Requirement:
Every line of the material below should be repeated exactly.

- - - - -

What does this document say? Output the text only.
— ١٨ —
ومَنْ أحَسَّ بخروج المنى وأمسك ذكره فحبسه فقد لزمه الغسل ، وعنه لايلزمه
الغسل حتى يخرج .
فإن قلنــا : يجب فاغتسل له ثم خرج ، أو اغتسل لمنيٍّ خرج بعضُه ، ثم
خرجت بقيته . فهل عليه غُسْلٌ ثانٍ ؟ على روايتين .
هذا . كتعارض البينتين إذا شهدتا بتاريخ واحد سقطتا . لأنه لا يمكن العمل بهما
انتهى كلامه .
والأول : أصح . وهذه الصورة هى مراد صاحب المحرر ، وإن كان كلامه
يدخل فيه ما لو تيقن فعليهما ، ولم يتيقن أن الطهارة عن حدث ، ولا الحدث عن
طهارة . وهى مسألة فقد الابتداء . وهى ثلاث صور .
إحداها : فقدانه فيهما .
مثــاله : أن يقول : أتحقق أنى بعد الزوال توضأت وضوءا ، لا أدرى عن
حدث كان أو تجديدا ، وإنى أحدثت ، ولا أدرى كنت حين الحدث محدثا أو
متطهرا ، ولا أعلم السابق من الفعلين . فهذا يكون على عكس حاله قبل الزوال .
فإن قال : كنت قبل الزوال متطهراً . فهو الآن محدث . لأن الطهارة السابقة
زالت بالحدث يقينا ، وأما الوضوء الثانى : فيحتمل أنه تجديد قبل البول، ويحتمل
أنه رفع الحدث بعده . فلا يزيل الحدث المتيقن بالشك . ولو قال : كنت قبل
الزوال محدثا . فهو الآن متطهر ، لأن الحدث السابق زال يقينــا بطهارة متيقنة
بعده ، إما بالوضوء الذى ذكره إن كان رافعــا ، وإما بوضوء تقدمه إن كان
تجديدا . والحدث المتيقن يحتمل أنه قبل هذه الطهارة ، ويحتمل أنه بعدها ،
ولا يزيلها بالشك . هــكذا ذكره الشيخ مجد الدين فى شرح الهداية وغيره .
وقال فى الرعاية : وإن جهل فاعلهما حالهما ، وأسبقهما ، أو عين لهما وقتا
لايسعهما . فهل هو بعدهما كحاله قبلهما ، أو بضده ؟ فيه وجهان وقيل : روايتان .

- - - - -

Result:
What does this document say? Output the text only.
— ١٨ —
ومَنْ أحَسَّ بخروج المنى وأمسك ذكره فحبسه فقد لزمه الغسل ، وعنه لايلزمه
الغسل حتى يخرج .
فإن قلنــا : يجب فاغتسل له ثم خرج ، أو اغتسل لمنيٍّ خرج بعضُه ، ثم
خرجت بقيته . فهل عليه غُسْلٌ ثانٍ ؟ على روايتين .
هذا . كتعارض البينتين إذا شهدتا بتاريخ واحد سقطتا . لأنه لا يمكن العمل بهما
انتهى كلامه .
والأول : أصح . وهذه الصورة هى مراد صاحب المحرر ، وإن كان كلامه
يدخل فيه ما لو تيقن فعليهما ، ولم يتيقن أن الطهارة عن حدث ، ولا الحدث عن
طهارة . وهى مسألة فقد الابتداء . وهى ثلاث صور .
إحداها : فقدانه فيهما .
مثــاله : أن يقول : أتحقق أنى بعد الزوال توضأت وضوءا ، لا أدرى عن
حدث كان أو تجديدا ، وإنى أحدثت ، ولا أدرى كنت حين الحدث محدثا أو
متطهرا ، ولا أعلم السابق من الفعلين . فهذا يكون على عكس حاله قبل الزوال .
فإن قال : كنت قبل الزوال متطهراً . فهو الآن محدث . لأن الطهارة السابقة
زالت بالحدث يقينا ، وأما الوضوء الثانى : فيحتمل أنه تجديد قبل البول، ويحتمل
أنه رفع الحدث بعده . فلا يزيل الحدث المتيقن بالشك . ولو قال : كنت قبل
الزوال محدثا . فهو الآن متطهر ، لأن الحدث السابق زال يقينــا بطهارة متيقنة
بعده ، إما بالوضوء الذى ذكره إن كان رافعــا ، وإما بوضوء تقدمه إن كان
تجديدا . والحدث المتيقن يحتمل أنه قبل هذه الطهارة ، ويحتمل أنه بعدها ،
ولا يزيلها بالشك . هــكذا ذكره الشيخ مجد الدين فى شرح الهداية وغيره .
وقال فى الرعاية : وإن جهل فاعلهما حالهما ، وأسبقهما ، أو عين لهما وقتا
لايسعهما . فهل هو بعدهما كحاله قبلهما ، أو بضده ؟ فيه وجهان وقيل : روايتان .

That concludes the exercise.